-- BEGIN Data for the task --
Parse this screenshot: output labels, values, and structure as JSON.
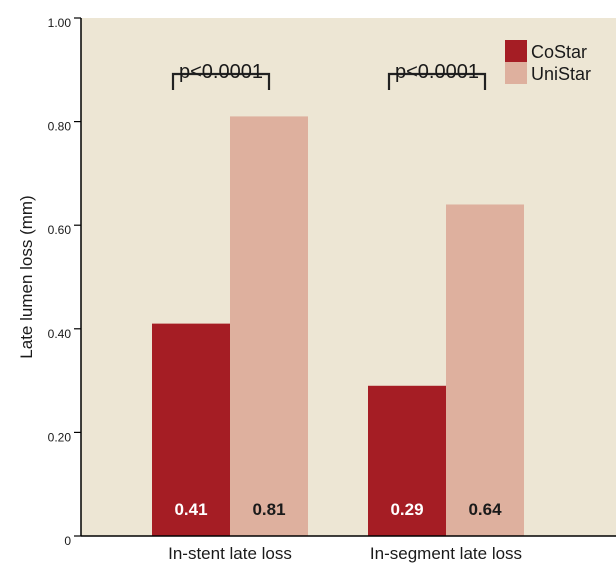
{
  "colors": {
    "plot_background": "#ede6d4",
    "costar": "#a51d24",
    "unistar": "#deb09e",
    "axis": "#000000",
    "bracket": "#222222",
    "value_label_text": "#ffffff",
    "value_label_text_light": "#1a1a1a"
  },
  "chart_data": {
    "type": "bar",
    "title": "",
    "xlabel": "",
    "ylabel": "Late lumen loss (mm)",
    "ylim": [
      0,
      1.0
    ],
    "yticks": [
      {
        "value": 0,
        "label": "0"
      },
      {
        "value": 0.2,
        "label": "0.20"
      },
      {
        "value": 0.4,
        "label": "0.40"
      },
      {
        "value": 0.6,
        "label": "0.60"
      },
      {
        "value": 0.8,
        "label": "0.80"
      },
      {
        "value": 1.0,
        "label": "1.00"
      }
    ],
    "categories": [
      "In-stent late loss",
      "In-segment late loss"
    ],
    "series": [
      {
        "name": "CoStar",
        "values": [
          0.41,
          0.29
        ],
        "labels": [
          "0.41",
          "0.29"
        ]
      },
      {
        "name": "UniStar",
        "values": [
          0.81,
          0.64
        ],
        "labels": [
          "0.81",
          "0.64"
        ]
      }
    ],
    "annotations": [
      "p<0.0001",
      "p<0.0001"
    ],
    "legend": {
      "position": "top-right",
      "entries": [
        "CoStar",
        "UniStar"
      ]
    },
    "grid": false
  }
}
-- END Data for the task --
Return each line from the material above exactly, but not the pictures.

Parse this screenshot: output labels, values, and structure as JSON.
{
  "colors": {
    "plot_background": "#ede6d4",
    "costar": "#a51d24",
    "unistar": "#deb09e",
    "axis": "#000000",
    "bracket": "#222222",
    "value_label_text": "#ffffff",
    "value_label_text_light": "#1a1a1a"
  },
  "chart_data": {
    "type": "bar",
    "title": "",
    "xlabel": "",
    "ylabel": "Late lumen loss (mm)",
    "ylim": [
      0,
      1.0
    ],
    "yticks": [
      {
        "value": 0,
        "label": "0"
      },
      {
        "value": 0.2,
        "label": "0.20"
      },
      {
        "value": 0.4,
        "label": "0.40"
      },
      {
        "value": 0.6,
        "label": "0.60"
      },
      {
        "value": 0.8,
        "label": "0.80"
      },
      {
        "value": 1.0,
        "label": "1.00"
      }
    ],
    "categories": [
      "In-stent late loss",
      "In-segment late loss"
    ],
    "series": [
      {
        "name": "CoStar",
        "values": [
          0.41,
          0.29
        ],
        "labels": [
          "0.41",
          "0.29"
        ]
      },
      {
        "name": "UniStar",
        "values": [
          0.81,
          0.64
        ],
        "labels": [
          "0.81",
          "0.64"
        ]
      }
    ],
    "annotations": [
      "p<0.0001",
      "p<0.0001"
    ],
    "legend": {
      "position": "top-right",
      "entries": [
        "CoStar",
        "UniStar"
      ]
    },
    "grid": false
  }
}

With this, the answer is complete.